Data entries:
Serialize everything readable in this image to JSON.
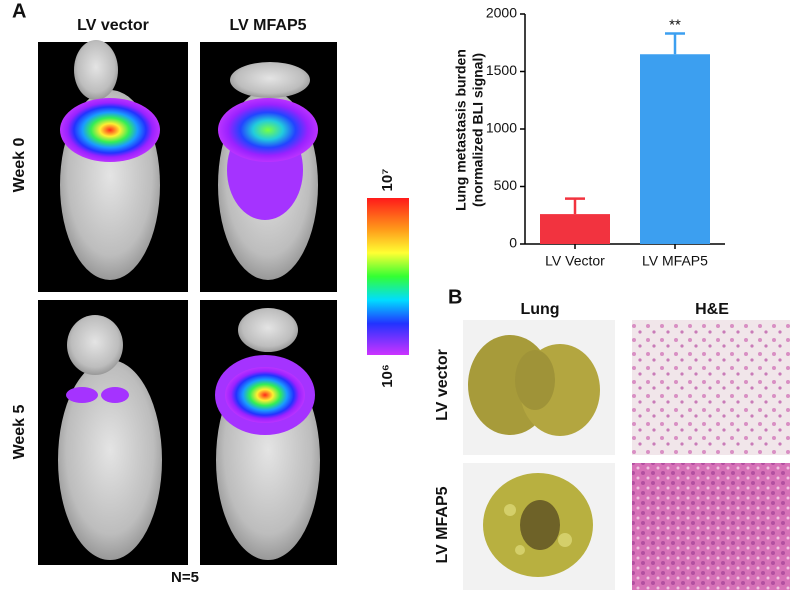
{
  "figure": {
    "panel_a": {
      "label": "A",
      "columns": [
        "LV vector",
        "LV MFAP5"
      ],
      "rows": [
        "Week 0",
        "Week 5"
      ],
      "colorbar": {
        "max": "10⁷",
        "min": "10⁶"
      },
      "note": "N=5"
    },
    "panel_b": {
      "label": "B",
      "columns": [
        "Lung",
        "H&E"
      ],
      "rows": [
        "LV vector",
        "LV MFAP5"
      ]
    }
  },
  "chart_data": {
    "type": "bar",
    "y_label": [
      "Lung metastasis burden",
      "(normalized BLI signal)"
    ],
    "categories": [
      "LV Vector",
      "LV MFAP5"
    ],
    "values": [
      260,
      1650
    ],
    "errors": [
      135,
      180
    ],
    "colors": [
      "#f2333f",
      "#3c9ff0"
    ],
    "ylim": [
      0,
      2000
    ],
    "yticks": [
      0,
      500,
      1000,
      1500,
      2000
    ],
    "annotation": "**"
  }
}
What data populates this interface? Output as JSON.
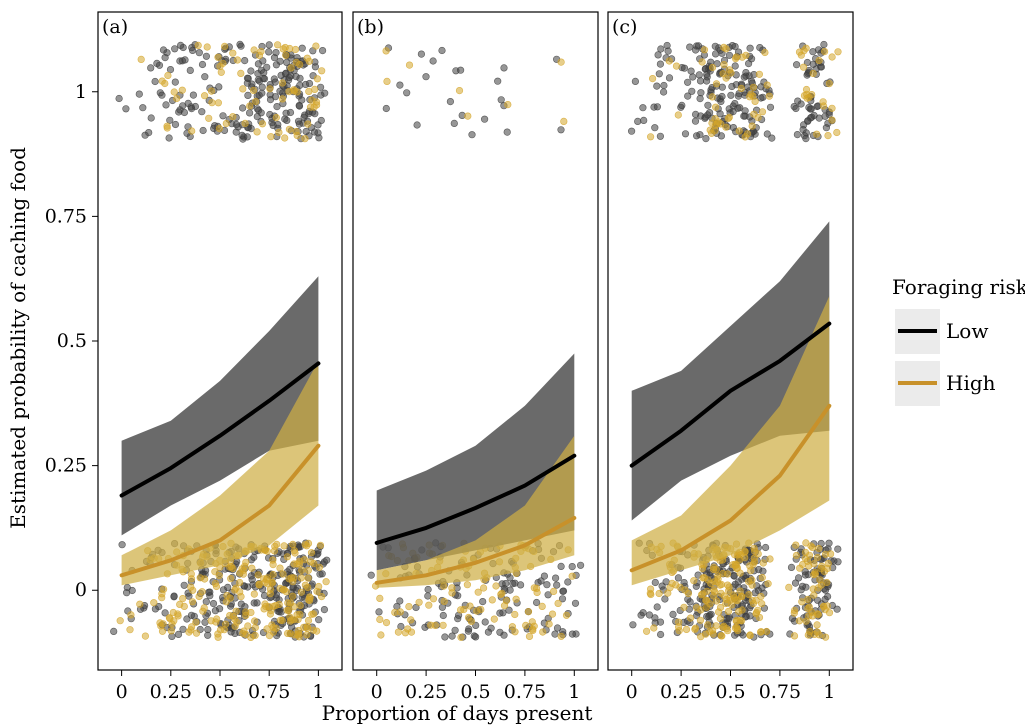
{
  "chart_data": {
    "type": "line",
    "xlabel": "Proportion of days present",
    "ylabel": "Estimated probability of caching food",
    "xlim": [
      -0.12,
      1.12
    ],
    "ylim": [
      -0.16,
      1.16
    ],
    "x_ticks": [
      0,
      0.25,
      0.5,
      0.75,
      1
    ],
    "x_tick_labels": [
      "0",
      "0.25",
      "0.5",
      "0.75",
      "1"
    ],
    "y_ticks": [
      0,
      0.25,
      0.5,
      0.75,
      1
    ],
    "y_tick_labels": [
      "0",
      "0.25",
      "0.5",
      "0.75",
      "1"
    ],
    "grid": false,
    "legend": {
      "title": "Foraging risk",
      "placement": "right",
      "entries": [
        {
          "label": "Low",
          "color": "#000000"
        },
        {
          "label": "High",
          "color": "#c8912a"
        }
      ]
    },
    "colors": {
      "low_line": "#000000",
      "low_band": "#555555",
      "high_line": "#c8912a",
      "high_band": "#cfae45",
      "low_point": "#3f3f3f",
      "high_point": "#d4a52a"
    },
    "panels": [
      {
        "label": "(a)",
        "series": [
          {
            "name": "Low",
            "x": [
              0,
              0.25,
              0.5,
              0.75,
              1
            ],
            "y": [
              0.19,
              0.245,
              0.31,
              0.38,
              0.455
            ],
            "lower": [
              0.11,
              0.17,
              0.22,
              0.28,
              0.3
            ],
            "upper": [
              0.3,
              0.34,
              0.42,
              0.52,
              0.63
            ]
          },
          {
            "name": "High",
            "x": [
              0,
              0.25,
              0.5,
              0.75,
              1
            ],
            "y": [
              0.03,
              0.06,
              0.1,
              0.17,
              0.29
            ],
            "lower": [
              0.01,
              0.03,
              0.05,
              0.09,
              0.17
            ],
            "upper": [
              0.07,
              0.12,
              0.19,
              0.28,
              0.46
            ]
          }
        ],
        "points_x_max": 1
      },
      {
        "label": "(b)",
        "series": [
          {
            "name": "Low",
            "x": [
              0,
              0.25,
              0.5,
              0.75,
              1
            ],
            "y": [
              0.095,
              0.125,
              0.165,
              0.21,
              0.27
            ],
            "lower": [
              0.04,
              0.06,
              0.08,
              0.1,
              0.12
            ],
            "upper": [
              0.2,
              0.24,
              0.29,
              0.37,
              0.475
            ]
          },
          {
            "name": "High",
            "x": [
              0,
              0.25,
              0.5,
              0.75,
              1
            ],
            "y": [
              0.015,
              0.03,
              0.055,
              0.09,
              0.145
            ],
            "lower": [
              0.005,
              0.01,
              0.02,
              0.04,
              0.07
            ],
            "upper": [
              0.04,
              0.06,
              0.1,
              0.17,
              0.31
            ]
          }
        ],
        "points_x_max": 1
      },
      {
        "label": "(c)",
        "series": [
          {
            "name": "Low",
            "x": [
              0,
              0.25,
              0.5,
              0.75,
              1
            ],
            "y": [
              0.25,
              0.32,
              0.4,
              0.46,
              0.535
            ],
            "lower": [
              0.14,
              0.22,
              0.27,
              0.31,
              0.32
            ],
            "upper": [
              0.4,
              0.44,
              0.53,
              0.62,
              0.74
            ]
          },
          {
            "name": "High",
            "x": [
              0,
              0.25,
              0.5,
              0.75,
              1
            ],
            "y": [
              0.04,
              0.08,
              0.14,
              0.23,
              0.37
            ],
            "lower": [
              0.01,
              0.04,
              0.07,
              0.12,
              0.18
            ],
            "upper": [
              0.1,
              0.15,
              0.25,
              0.37,
              0.59
            ]
          }
        ],
        "points_x_max": 1
      }
    ]
  }
}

◆ **TASK TO COMPLETE**
Where a line contains "this", copy that line.

◆ **FINISHED EXERCISE**
Serialize everything readable in this image to JSON.
What data populates this interface? Output as JSON.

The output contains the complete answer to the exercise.